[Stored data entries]
------------------------------
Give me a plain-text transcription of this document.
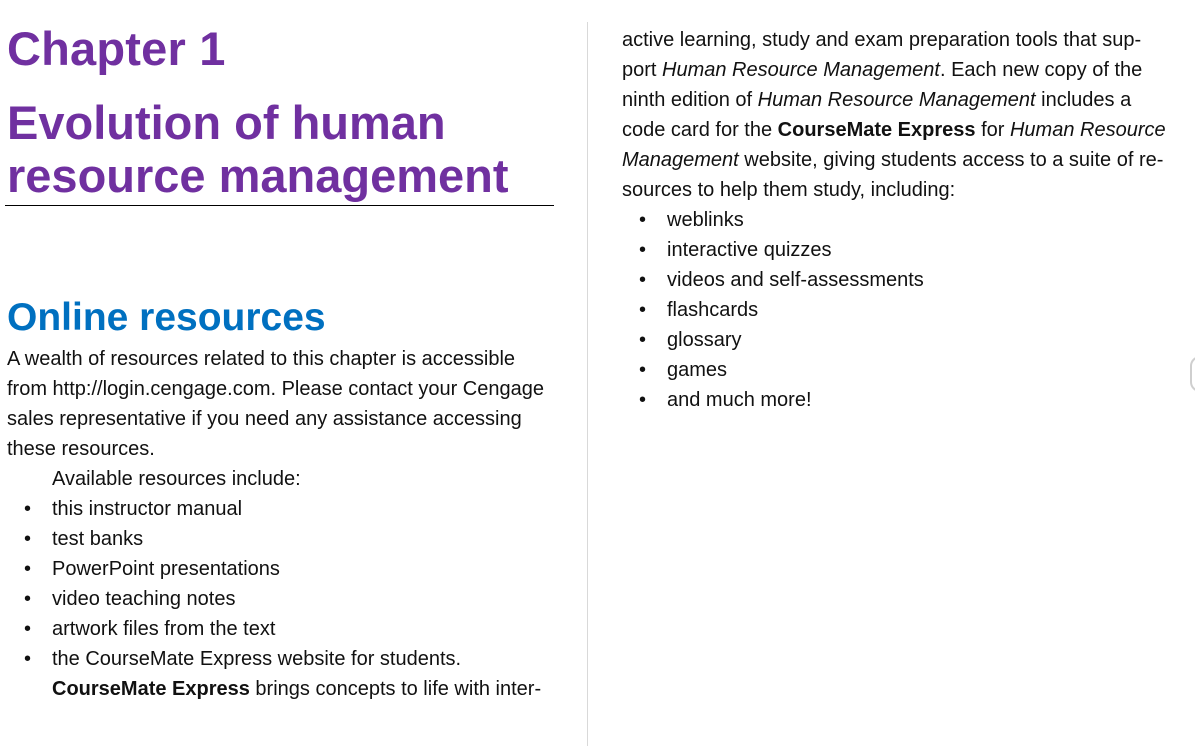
Chapter 1
Evolution of human resource management
Online resources
A wealth of resources related to this chapter is accessible
from http://login.cengage.com. Please contact your Cengage
sales representative if you need any assistance accessing
these resources.
Available resources include:
• this instructor manual
• test banks
• PowerPoint presentations
• video teaching notes
• artwork files from the text
• the CourseMate Express website for students.
CourseMate Express brings concepts to life with inter-
active learning, study and exam preparation tools that sup-
port Human Resource Management. Each new copy of the
ninth edition of Human Resource Management includes a
code card for the CourseMate Express for Human Resource
Management website, giving students access to a suite of re-
sources to help them study, including:
• weblinks
• interactive quizzes
• videos and self-assessments
• flashcards
• glossary
• games
• and much more!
------------------------------
> [Task]: Omit the pictures, and quote the material above exactly as given.

> [The response]:
Give me a plain-text transcription of this document.
Chapter 1
Evolution of human resource management
Online resources
A wealth of resources related to this chapter is accessible
from http://login.cengage.com. Please contact your Cengage
sales representative if you need any assistance accessing
these resources.
Available resources include:
• this instructor manual
• test banks
• PowerPoint presentations
• video teaching notes
• artwork files from the text
• the CourseMate Express website for students.
CourseMate Express brings concepts to life with inter-
active learning, study and exam preparation tools that sup-
port Human Resource Management. Each new copy of the
ninth edition of Human Resource Management includes a
code card for the CourseMate Express for Human Resource
Management website, giving students access to a suite of re-
sources to help them study, including:
• weblinks
• interactive quizzes
• videos and self-assessments
• flashcards
• glossary
• games
• and much more!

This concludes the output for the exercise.